Task inputs
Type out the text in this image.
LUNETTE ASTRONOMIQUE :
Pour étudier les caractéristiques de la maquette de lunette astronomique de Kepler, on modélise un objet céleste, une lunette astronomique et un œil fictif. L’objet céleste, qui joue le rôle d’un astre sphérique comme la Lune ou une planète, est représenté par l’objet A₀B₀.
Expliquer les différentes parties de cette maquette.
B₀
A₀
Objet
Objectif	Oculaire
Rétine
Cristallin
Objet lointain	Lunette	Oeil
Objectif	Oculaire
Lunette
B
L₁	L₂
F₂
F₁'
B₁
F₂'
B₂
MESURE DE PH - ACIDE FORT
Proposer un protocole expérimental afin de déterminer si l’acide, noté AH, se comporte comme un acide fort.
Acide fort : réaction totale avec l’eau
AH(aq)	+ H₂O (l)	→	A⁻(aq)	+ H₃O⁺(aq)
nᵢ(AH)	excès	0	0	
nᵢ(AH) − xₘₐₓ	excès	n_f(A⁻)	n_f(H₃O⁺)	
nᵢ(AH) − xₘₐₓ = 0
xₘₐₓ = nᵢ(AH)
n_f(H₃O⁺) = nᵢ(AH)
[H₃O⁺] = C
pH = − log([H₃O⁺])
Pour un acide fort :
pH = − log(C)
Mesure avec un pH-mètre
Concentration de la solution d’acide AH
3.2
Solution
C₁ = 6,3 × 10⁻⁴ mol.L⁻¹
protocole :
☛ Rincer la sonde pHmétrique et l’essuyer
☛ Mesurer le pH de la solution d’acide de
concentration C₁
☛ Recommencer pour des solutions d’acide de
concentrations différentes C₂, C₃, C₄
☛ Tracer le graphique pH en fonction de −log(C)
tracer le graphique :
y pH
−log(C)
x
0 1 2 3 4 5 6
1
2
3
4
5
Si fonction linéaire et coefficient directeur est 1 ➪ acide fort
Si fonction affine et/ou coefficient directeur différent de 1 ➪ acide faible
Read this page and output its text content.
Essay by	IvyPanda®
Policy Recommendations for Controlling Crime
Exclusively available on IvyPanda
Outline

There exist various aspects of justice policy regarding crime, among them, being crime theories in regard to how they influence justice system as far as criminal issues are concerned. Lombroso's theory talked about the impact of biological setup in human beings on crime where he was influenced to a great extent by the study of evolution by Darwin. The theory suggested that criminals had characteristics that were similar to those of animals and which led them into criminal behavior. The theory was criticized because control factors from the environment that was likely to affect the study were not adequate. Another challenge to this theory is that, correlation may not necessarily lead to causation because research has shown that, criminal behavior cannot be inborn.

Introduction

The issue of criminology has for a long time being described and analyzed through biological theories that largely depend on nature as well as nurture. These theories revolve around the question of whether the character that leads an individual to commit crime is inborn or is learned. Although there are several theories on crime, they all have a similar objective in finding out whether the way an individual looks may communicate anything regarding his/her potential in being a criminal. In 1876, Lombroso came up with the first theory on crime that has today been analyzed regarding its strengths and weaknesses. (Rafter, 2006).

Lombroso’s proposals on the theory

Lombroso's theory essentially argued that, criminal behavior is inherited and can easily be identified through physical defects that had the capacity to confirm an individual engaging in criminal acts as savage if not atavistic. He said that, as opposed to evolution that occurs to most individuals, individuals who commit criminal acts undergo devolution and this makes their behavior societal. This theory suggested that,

* * *

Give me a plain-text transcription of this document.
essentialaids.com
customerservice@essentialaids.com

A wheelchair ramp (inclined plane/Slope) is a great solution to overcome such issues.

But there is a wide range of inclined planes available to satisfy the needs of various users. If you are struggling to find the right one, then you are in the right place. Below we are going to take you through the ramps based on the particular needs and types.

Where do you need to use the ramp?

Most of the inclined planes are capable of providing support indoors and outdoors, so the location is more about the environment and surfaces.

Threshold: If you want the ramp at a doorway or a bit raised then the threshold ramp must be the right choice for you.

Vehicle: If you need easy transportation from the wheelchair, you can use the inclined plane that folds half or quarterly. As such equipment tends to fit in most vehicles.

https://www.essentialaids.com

* * *

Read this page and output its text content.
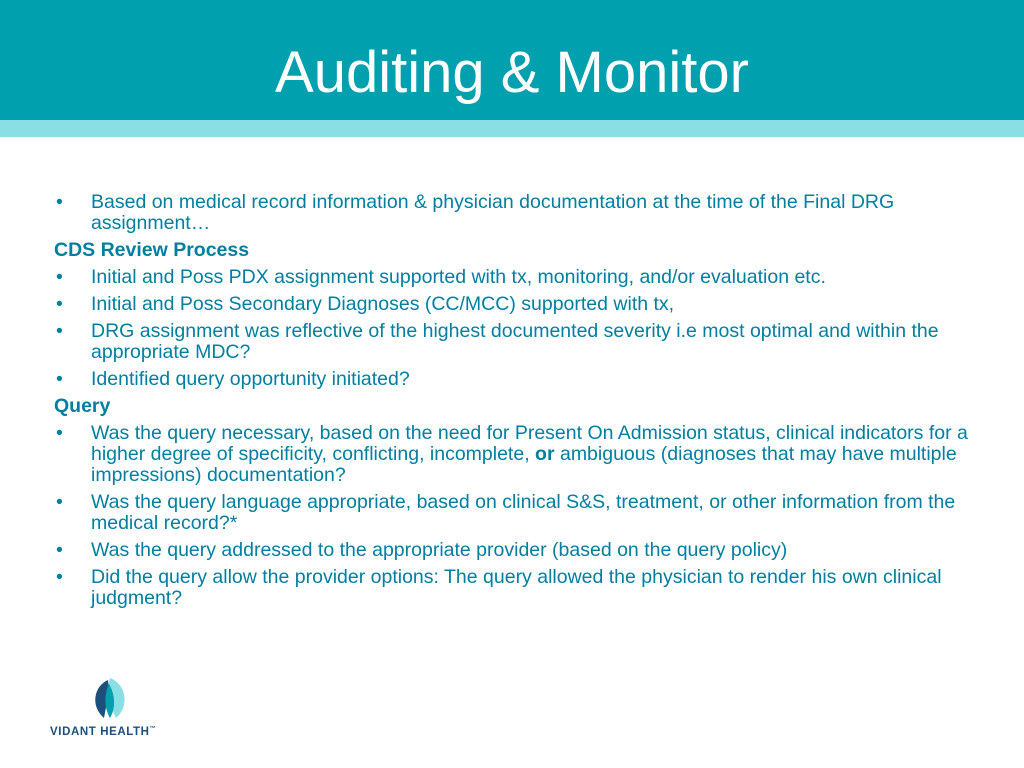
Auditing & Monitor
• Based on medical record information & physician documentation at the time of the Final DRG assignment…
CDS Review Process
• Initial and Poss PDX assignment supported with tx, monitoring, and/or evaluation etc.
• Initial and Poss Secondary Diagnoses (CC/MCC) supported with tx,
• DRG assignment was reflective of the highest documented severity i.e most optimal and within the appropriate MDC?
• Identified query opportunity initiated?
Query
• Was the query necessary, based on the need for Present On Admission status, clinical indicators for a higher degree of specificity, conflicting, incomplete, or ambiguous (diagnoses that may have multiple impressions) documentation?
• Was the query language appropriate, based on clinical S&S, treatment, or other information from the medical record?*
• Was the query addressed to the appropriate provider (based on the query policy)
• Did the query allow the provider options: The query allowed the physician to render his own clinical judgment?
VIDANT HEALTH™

What the task requires
Take every line containing the word "excès" and copy it.

Full solution
nᵢ(AH)	excès	0	0	
nᵢ(AH) − xₘₐₓ	excès	n_f(A⁻)	n_f(H₃O⁺)	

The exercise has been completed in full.